Your task – Without altering anything, output the material below.

Data shown –

____

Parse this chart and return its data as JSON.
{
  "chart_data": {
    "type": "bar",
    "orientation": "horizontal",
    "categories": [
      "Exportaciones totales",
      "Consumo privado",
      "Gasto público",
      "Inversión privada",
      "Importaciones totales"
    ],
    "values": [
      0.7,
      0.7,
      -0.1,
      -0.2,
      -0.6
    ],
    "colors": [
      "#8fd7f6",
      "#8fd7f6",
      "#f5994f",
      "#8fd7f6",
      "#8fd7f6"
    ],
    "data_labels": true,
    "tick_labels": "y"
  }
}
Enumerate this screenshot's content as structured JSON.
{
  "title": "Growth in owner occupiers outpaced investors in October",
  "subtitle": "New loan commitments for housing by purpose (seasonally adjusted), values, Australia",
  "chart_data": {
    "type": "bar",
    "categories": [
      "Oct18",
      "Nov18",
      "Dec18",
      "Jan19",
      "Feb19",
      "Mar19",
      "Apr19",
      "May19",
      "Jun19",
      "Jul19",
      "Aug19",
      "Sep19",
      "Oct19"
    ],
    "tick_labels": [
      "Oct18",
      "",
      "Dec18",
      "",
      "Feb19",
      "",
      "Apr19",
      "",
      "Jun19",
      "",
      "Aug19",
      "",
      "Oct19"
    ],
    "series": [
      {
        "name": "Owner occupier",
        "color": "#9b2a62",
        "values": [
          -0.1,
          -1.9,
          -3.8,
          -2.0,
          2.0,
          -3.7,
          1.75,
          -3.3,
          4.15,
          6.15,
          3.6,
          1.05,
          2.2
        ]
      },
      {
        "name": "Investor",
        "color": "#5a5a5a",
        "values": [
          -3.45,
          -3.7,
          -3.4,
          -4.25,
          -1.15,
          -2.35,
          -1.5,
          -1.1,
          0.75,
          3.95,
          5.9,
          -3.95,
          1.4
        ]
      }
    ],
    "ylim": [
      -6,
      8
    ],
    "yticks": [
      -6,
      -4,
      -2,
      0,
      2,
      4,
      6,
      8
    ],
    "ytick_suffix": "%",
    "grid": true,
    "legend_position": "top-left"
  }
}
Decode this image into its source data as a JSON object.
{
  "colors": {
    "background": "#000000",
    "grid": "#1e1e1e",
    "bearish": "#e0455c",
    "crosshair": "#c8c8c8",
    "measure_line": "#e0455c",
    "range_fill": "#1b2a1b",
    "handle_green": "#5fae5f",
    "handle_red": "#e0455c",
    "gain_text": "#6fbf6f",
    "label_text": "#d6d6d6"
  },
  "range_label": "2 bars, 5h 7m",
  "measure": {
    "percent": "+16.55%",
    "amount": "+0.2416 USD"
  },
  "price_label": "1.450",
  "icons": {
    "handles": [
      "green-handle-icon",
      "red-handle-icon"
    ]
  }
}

____

Exercise solution –
Parse this chart and return its data as JSON.
{
  "chart_data": {
    "type": "bar",
    "orientation": "horizontal",
    "categories": [
      "Exportaciones totales",
      "Consumo privado",
      "Gasto público",
      "Inversión privada",
      "Importaciones totales"
    ],
    "values": [
      0.7,
      0.7,
      -0.1,
      -0.2,
      -0.6
    ],
    "colors": [
      "#8fd7f6",
      "#8fd7f6",
      "#f5994f",
      "#8fd7f6",
      "#8fd7f6"
    ],
    "data_labels": true,
    "tick_labels": "y"
  }
}
Enumerate this screenshot's content as structured JSON.
{
  "title": "Growth in owner occupiers outpaced investors in October",
  "subtitle": "New loan commitments for housing by purpose (seasonally adjusted), values, Australia",
  "chart_data": {
    "type": "bar",
    "categories": [
      "Oct18",
      "Nov18",
      "Dec18",
      "Jan19",
      "Feb19",
      "Mar19",
      "Apr19",
      "May19",
      "Jun19",
      "Jul19",
      "Aug19",
      "Sep19",
      "Oct19"
    ],
    "tick_labels": [
      "Oct18",
      "",
      "Dec18",
      "",
      "Feb19",
      "",
      "Apr19",
      "",
      "Jun19",
      "",
      "Aug19",
      "",
      "Oct19"
    ],
    "series": [
      {
        "name": "Owner occupier",
        "color": "#9b2a62",
        "values": [
          -0.1,
          -1.9,
          -3.8,
          -2.0,
          2.0,
          -3.7,
          1.75,
          -3.3,
          4.15,
          6.15,
          3.6,
          1.05,
          2.2
        ]
      },
      {
        "name": "Investor",
        "color": "#5a5a5a",
        "values": [
          -3.45,
          -3.7,
          -3.4,
          -4.25,
          -1.15,
          -2.35,
          -1.5,
          -1.1,
          0.75,
          3.95,
          5.9,
          -3.95,
          1.4
        ]
      }
    ],
    "ylim": [
      -6,
      8
    ],
    "yticks": [
      -6,
      -4,
      -2,
      0,
      2,
      4,
      6,
      8
    ],
    "ytick_suffix": "%",
    "grid": true,
    "legend_position": "top-left"
  }
}
Decode this image into its source data as a JSON object.
{
  "colors": {
    "background": "#000000",
    "grid": "#1e1e1e",
    "bearish": "#e0455c",
    "crosshair": "#c8c8c8",
    "measure_line": "#e0455c",
    "range_fill": "#1b2a1b",
    "handle_green": "#5fae5f",
    "handle_red": "#e0455c",
    "gain_text": "#6fbf6f",
    "label_text": "#d6d6d6"
  },
  "range_label": "2 bars, 5h 7m",
  "measure": {
    "percent": "+16.55%",
    "amount": "+0.2416 USD"
  },
  "price_label": "1.450",
  "icons": {
    "handles": [
      "green-handle-icon",
      "red-handle-icon"
    ]
  }
}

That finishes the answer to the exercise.